**WHAT IS EXPECTED**
Every entry below should be repeated exactly; the pictures should not.

----------

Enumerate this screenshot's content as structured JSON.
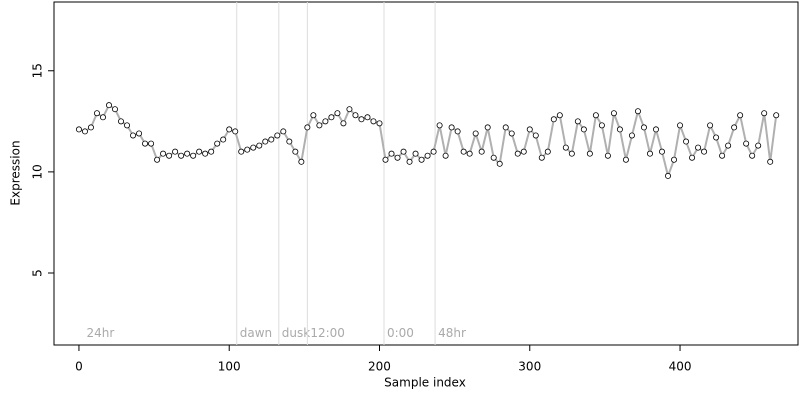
{
  "chart_data": {
    "type": "scatter",
    "xlabel": "Sample index",
    "ylabel": "Expression",
    "xlim": [
      -16.6,
      478.5
    ],
    "ylim": [
      1.44,
      18.4
    ],
    "xticks": [
      0,
      100,
      200,
      300,
      400
    ],
    "yticks": [
      5,
      10,
      15
    ],
    "series": [
      {
        "color": "#ffffff",
        "line_color": "#b0b0b0",
        "x": [
          0,
          4,
          8,
          12,
          16,
          20,
          24,
          28,
          32,
          36,
          40,
          44,
          48,
          52,
          56,
          60,
          64,
          68,
          72,
          76,
          80,
          84,
          88,
          92,
          96,
          100,
          104,
          108,
          112,
          116,
          120,
          124,
          128,
          132,
          136,
          140,
          144,
          148,
          152,
          156,
          160,
          164,
          168,
          172,
          176,
          180,
          184,
          188,
          192,
          196,
          200,
          204,
          208,
          212,
          216,
          220,
          224,
          228,
          232,
          236,
          240,
          244,
          248,
          252,
          256,
          260,
          264,
          268,
          272,
          276,
          280,
          284,
          288,
          292,
          296,
          300,
          304,
          308,
          312,
          316,
          320,
          324,
          328,
          332,
          336,
          340,
          344,
          348,
          352,
          356,
          360,
          364,
          368,
          372,
          376,
          380,
          384,
          388,
          392,
          396,
          400,
          404,
          408,
          412,
          416,
          420,
          424,
          428,
          432,
          436,
          440,
          444,
          448,
          452,
          456,
          460,
          464
        ],
        "values": [
          12.1,
          12.0,
          12.2,
          12.9,
          12.7,
          13.3,
          13.1,
          12.5,
          12.3,
          11.8,
          11.9,
          11.4,
          11.4,
          10.6,
          10.9,
          10.8,
          11.0,
          10.8,
          10.9,
          10.8,
          11.0,
          10.9,
          11.0,
          11.4,
          11.6,
          12.1,
          12.0,
          11.0,
          11.1,
          11.2,
          11.3,
          11.5,
          11.6,
          11.8,
          12.0,
          11.5,
          11.0,
          10.5,
          12.2,
          12.8,
          12.3,
          12.5,
          12.7,
          12.9,
          12.4,
          13.1,
          12.8,
          12.6,
          12.7,
          12.5,
          12.4,
          10.6,
          10.9,
          10.7,
          11.0,
          10.5,
          10.9,
          10.6,
          10.8,
          11.0,
          12.3,
          10.8,
          12.2,
          12.0,
          11.0,
          10.9,
          11.9,
          11.0,
          12.2,
          10.7,
          10.4,
          12.2,
          11.9,
          10.9,
          11.0,
          12.1,
          11.8,
          10.7,
          11.0,
          12.6,
          12.8,
          11.2,
          10.9,
          12.5,
          12.1,
          10.9,
          12.8,
          12.3,
          10.8,
          12.9,
          12.1,
          10.6,
          11.8,
          13.0,
          12.2,
          10.9,
          12.1,
          11.0,
          9.8,
          10.6,
          12.3,
          11.5,
          10.7,
          11.2,
          11.0,
          12.3,
          11.7,
          10.8,
          11.3,
          12.2,
          12.8,
          11.4,
          10.8,
          11.3,
          12.9,
          10.5,
          12.8
        ]
      }
    ],
    "annotations": [
      {
        "x": 3,
        "label": "24hr",
        "line": false
      },
      {
        "x": 105,
        "label": "dawn",
        "line": true
      },
      {
        "x": 133,
        "label": "dusk",
        "line": true
      },
      {
        "x": 152,
        "label": "12:00",
        "line": true
      },
      {
        "x": 203,
        "label": "0:00",
        "line": true
      },
      {
        "x": 237,
        "label": "48hr",
        "line": true
      }
    ],
    "annotation_y": 2.0
  }
}
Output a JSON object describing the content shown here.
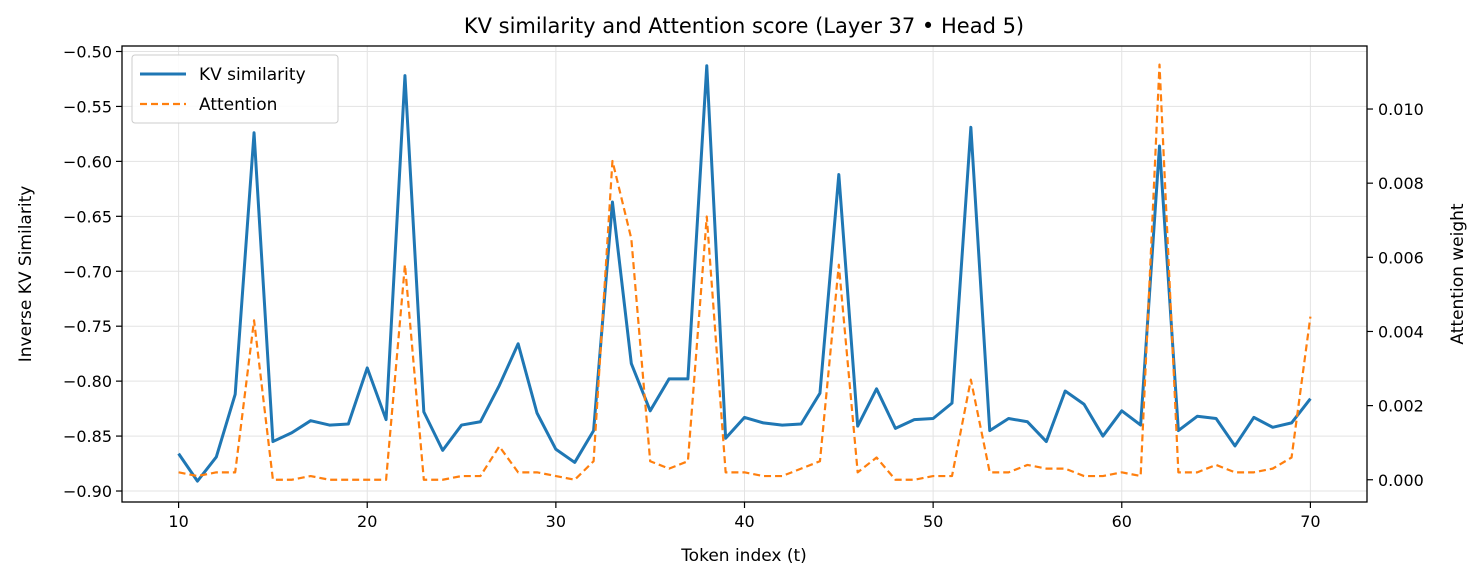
{
  "chart_data": {
    "type": "line",
    "title": "KV similarity and Attention score (Layer 37 • Head 5)",
    "xlabel": "Token index (t)",
    "ylabel": "Inverse KV Similarity",
    "y2label": "Attention weight",
    "xlim": [
      7,
      73
    ],
    "ylim": [
      -0.91,
      -0.495
    ],
    "y2lim": [
      -0.0006,
      0.0117
    ],
    "x_ticks": [
      10,
      20,
      30,
      40,
      50,
      60,
      70
    ],
    "y_ticks": [
      -0.9,
      -0.85,
      -0.8,
      -0.75,
      -0.7,
      -0.65,
      -0.6,
      -0.55,
      -0.5
    ],
    "y_tick_labels": [
      "−0.90",
      "−0.85",
      "−0.80",
      "−0.75",
      "−0.70",
      "−0.65",
      "−0.60",
      "−0.55",
      "−0.50"
    ],
    "y2_ticks": [
      0,
      0.002,
      0.004,
      0.006,
      0.008,
      0.01
    ],
    "y2_tick_labels": [
      "0.000",
      "0.002",
      "0.004",
      "0.006",
      "0.008",
      "0.010"
    ],
    "grid": true,
    "legend_position": "top-left",
    "x": [
      10,
      11,
      12,
      13,
      14,
      15,
      16,
      17,
      18,
      19,
      20,
      21,
      22,
      23,
      24,
      25,
      26,
      27,
      28,
      29,
      30,
      31,
      32,
      33,
      34,
      35,
      36,
      37,
      38,
      39,
      40,
      41,
      42,
      43,
      44,
      45,
      46,
      47,
      48,
      49,
      50,
      51,
      52,
      53,
      54,
      55,
      56,
      57,
      58,
      59,
      60,
      61,
      62,
      63,
      64,
      65,
      66,
      67,
      68,
      69,
      70
    ],
    "series": [
      {
        "name": "KV similarity",
        "axis": "left",
        "color": "#1f77b4",
        "style": "solid",
        "values": [
          -0.866,
          -0.891,
          -0.869,
          -0.812,
          -0.574,
          -0.855,
          -0.847,
          -0.836,
          -0.84,
          -0.839,
          -0.788,
          -0.835,
          -0.522,
          -0.828,
          -0.863,
          -0.84,
          -0.837,
          -0.804,
          -0.766,
          -0.829,
          -0.862,
          -0.874,
          -0.845,
          -0.637,
          -0.784,
          -0.827,
          -0.798,
          -0.798,
          -0.513,
          -0.852,
          -0.833,
          -0.838,
          -0.84,
          -0.839,
          -0.811,
          -0.612,
          -0.841,
          -0.807,
          -0.843,
          -0.835,
          -0.834,
          -0.82,
          -0.569,
          -0.845,
          -0.834,
          -0.837,
          -0.855,
          -0.809,
          -0.821,
          -0.85,
          -0.827,
          -0.84,
          -0.586,
          -0.845,
          -0.832,
          -0.834,
          -0.859,
          -0.833,
          -0.842,
          -0.838,
          -0.816
        ]
      },
      {
        "name": "Attention",
        "axis": "right",
        "color": "#ff7f0e",
        "style": "dashed",
        "values": [
          0.0002,
          0.0001,
          0.0002,
          0.0002,
          0.0043,
          0.0,
          0.0,
          0.0001,
          0.0,
          0.0,
          0.0,
          0.0,
          0.0058,
          0.0,
          0.0,
          0.0001,
          0.0001,
          0.0009,
          0.0002,
          0.0002,
          0.0001,
          0.0,
          0.0005,
          0.0086,
          0.0065,
          0.0005,
          0.0003,
          0.0005,
          0.0071,
          0.0002,
          0.0002,
          0.0001,
          0.0001,
          0.0003,
          0.0005,
          0.0058,
          0.0002,
          0.0006,
          0.0,
          0.0,
          0.0001,
          0.0001,
          0.0027,
          0.0002,
          0.0002,
          0.0004,
          0.0003,
          0.0003,
          0.0001,
          0.0001,
          0.0002,
          0.0001,
          0.0112,
          0.0002,
          0.0002,
          0.0004,
          0.0002,
          0.0002,
          0.0003,
          0.0006,
          0.0044
        ]
      }
    ]
  }
}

----------

**PROBLEM SOLUTION**
Enumerate this screenshot's content as structured JSON.
{
  "chart_data": {
    "type": "scatter",
    "xlabel": "Sample index",
    "ylabel": "Expression",
    "xlim": [
      -16.6,
      478.5
    ],
    "ylim": [
      1.44,
      18.4
    ],
    "xticks": [
      0,
      100,
      200,
      300,
      400
    ],
    "yticks": [
      5,
      10,
      15
    ],
    "series": [
      {
        "color": "#ffffff",
        "line_color": "#b0b0b0",
        "x": [
          0,
          4,
          8,
          12,
          16,
          20,
          24,
          28,
          32,
          36,
          40,
          44,
          48,
          52,
          56,
          60,
          64,
          68,
          72,
          76,
          80,
          84,
          88,
          92,
          96,
          100,
          104,
          108,
          112,
          116,
          120,
          124,
          128,
          132,
          136,
          140,
          144,
          148,
          152,
          156,
          160,
          164,
          168,
          172,
          176,
          180,
          184,
          188,
          192,
          196,
          200,
          204,
          208,
          212,
          216,
          220,
          224,
          228,
          232,
          236,
          240,
          244,
          248,
          252,
          256,
          260,
          264,
          268,
          272,
          276,
          280,
          284,
          288,
          292,
          296,
          300,
          304,
          308,
          312,
          316,
          320,
          324,
          328,
          332,
          336,
          340,
          344,
          348,
          352,
          356,
          360,
          364,
          368,
          372,
          376,
          380,
          384,
          388,
          392,
          396,
          400,
          404,
          408,
          412,
          416,
          420,
          424,
          428,
          432,
          436,
          440,
          444,
          448,
          452,
          456,
          460,
          464
        ],
        "values": [
          12.1,
          12.0,
          12.2,
          12.9,
          12.7,
          13.3,
          13.1,
          12.5,
          12.3,
          11.8,
          11.9,
          11.4,
          11.4,
          10.6,
          10.9,
          10.8,
          11.0,
          10.8,
          10.9,
          10.8,
          11.0,
          10.9,
          11.0,
          11.4,
          11.6,
          12.1,
          12.0,
          11.0,
          11.1,
          11.2,
          11.3,
          11.5,
          11.6,
          11.8,
          12.0,
          11.5,
          11.0,
          10.5,
          12.2,
          12.8,
          12.3,
          12.5,
          12.7,
          12.9,
          12.4,
          13.1,
          12.8,
          12.6,
          12.7,
          12.5,
          12.4,
          10.6,
          10.9,
          10.7,
          11.0,
          10.5,
          10.9,
          10.6,
          10.8,
          11.0,
          12.3,
          10.8,
          12.2,
          12.0,
          11.0,
          10.9,
          11.9,
          11.0,
          12.2,
          10.7,
          10.4,
          12.2,
          11.9,
          10.9,
          11.0,
          12.1,
          11.8,
          10.7,
          11.0,
          12.6,
          12.8,
          11.2,
          10.9,
          12.5,
          12.1,
          10.9,
          12.8,
          12.3,
          10.8,
          12.9,
          12.1,
          10.6,
          11.8,
          13.0,
          12.2,
          10.9,
          12.1,
          11.0,
          9.8,
          10.6,
          12.3,
          11.5,
          10.7,
          11.2,
          11.0,
          12.3,
          11.7,
          10.8,
          11.3,
          12.2,
          12.8,
          11.4,
          10.8,
          11.3,
          12.9,
          10.5,
          12.8
        ]
      }
    ],
    "annotations": [
      {
        "x": 3,
        "label": "24hr",
        "line": false
      },
      {
        "x": 105,
        "label": "dawn",
        "line": true
      },
      {
        "x": 133,
        "label": "dusk",
        "line": true
      },
      {
        "x": 152,
        "label": "12:00",
        "line": true
      },
      {
        "x": 203,
        "label": "0:00",
        "line": true
      },
      {
        "x": 237,
        "label": "48hr",
        "line": true
      }
    ],
    "annotation_y": 2.0
  }
}
Output a JSON object describing the content shown here.
{
  "chart_data": {
    "type": "line",
    "title": "KV similarity and Attention score (Layer 37 • Head 5)",
    "xlabel": "Token index (t)",
    "ylabel": "Inverse KV Similarity",
    "y2label": "Attention weight",
    "xlim": [
      7,
      73
    ],
    "ylim": [
      -0.91,
      -0.495
    ],
    "y2lim": [
      -0.0006,
      0.0117
    ],
    "x_ticks": [
      10,
      20,
      30,
      40,
      50,
      60,
      70
    ],
    "y_ticks": [
      -0.9,
      -0.85,
      -0.8,
      -0.75,
      -0.7,
      -0.65,
      -0.6,
      -0.55,
      -0.5
    ],
    "y_tick_labels": [
      "−0.90",
      "−0.85",
      "−0.80",
      "−0.75",
      "−0.70",
      "−0.65",
      "−0.60",
      "−0.55",
      "−0.50"
    ],
    "y2_ticks": [
      0,
      0.002,
      0.004,
      0.006,
      0.008,
      0.01
    ],
    "y2_tick_labels": [
      "0.000",
      "0.002",
      "0.004",
      "0.006",
      "0.008",
      "0.010"
    ],
    "grid": true,
    "legend_position": "top-left",
    "x": [
      10,
      11,
      12,
      13,
      14,
      15,
      16,
      17,
      18,
      19,
      20,
      21,
      22,
      23,
      24,
      25,
      26,
      27,
      28,
      29,
      30,
      31,
      32,
      33,
      34,
      35,
      36,
      37,
      38,
      39,
      40,
      41,
      42,
      43,
      44,
      45,
      46,
      47,
      48,
      49,
      50,
      51,
      52,
      53,
      54,
      55,
      56,
      57,
      58,
      59,
      60,
      61,
      62,
      63,
      64,
      65,
      66,
      67,
      68,
      69,
      70
    ],
    "series": [
      {
        "name": "KV similarity",
        "axis": "left",
        "color": "#1f77b4",
        "style": "solid",
        "values": [
          -0.866,
          -0.891,
          -0.869,
          -0.812,
          -0.574,
          -0.855,
          -0.847,
          -0.836,
          -0.84,
          -0.839,
          -0.788,
          -0.835,
          -0.522,
          -0.828,
          -0.863,
          -0.84,
          -0.837,
          -0.804,
          -0.766,
          -0.829,
          -0.862,
          -0.874,
          -0.845,
          -0.637,
          -0.784,
          -0.827,
          -0.798,
          -0.798,
          -0.513,
          -0.852,
          -0.833,
          -0.838,
          -0.84,
          -0.839,
          -0.811,
          -0.612,
          -0.841,
          -0.807,
          -0.843,
          -0.835,
          -0.834,
          -0.82,
          -0.569,
          -0.845,
          -0.834,
          -0.837,
          -0.855,
          -0.809,
          -0.821,
          -0.85,
          -0.827,
          -0.84,
          -0.586,
          -0.845,
          -0.832,
          -0.834,
          -0.859,
          -0.833,
          -0.842,
          -0.838,
          -0.816
        ]
      },
      {
        "name": "Attention",
        "axis": "right",
        "color": "#ff7f0e",
        "style": "dashed",
        "values": [
          0.0002,
          0.0001,
          0.0002,
          0.0002,
          0.0043,
          0.0,
          0.0,
          0.0001,
          0.0,
          0.0,
          0.0,
          0.0,
          0.0058,
          0.0,
          0.0,
          0.0001,
          0.0001,
          0.0009,
          0.0002,
          0.0002,
          0.0001,
          0.0,
          0.0005,
          0.0086,
          0.0065,
          0.0005,
          0.0003,
          0.0005,
          0.0071,
          0.0002,
          0.0002,
          0.0001,
          0.0001,
          0.0003,
          0.0005,
          0.0058,
          0.0002,
          0.0006,
          0.0,
          0.0,
          0.0001,
          0.0001,
          0.0027,
          0.0002,
          0.0002,
          0.0004,
          0.0003,
          0.0003,
          0.0001,
          0.0001,
          0.0002,
          0.0001,
          0.0112,
          0.0002,
          0.0002,
          0.0004,
          0.0002,
          0.0002,
          0.0003,
          0.0006,
          0.0044
        ]
      }
    ]
  }
}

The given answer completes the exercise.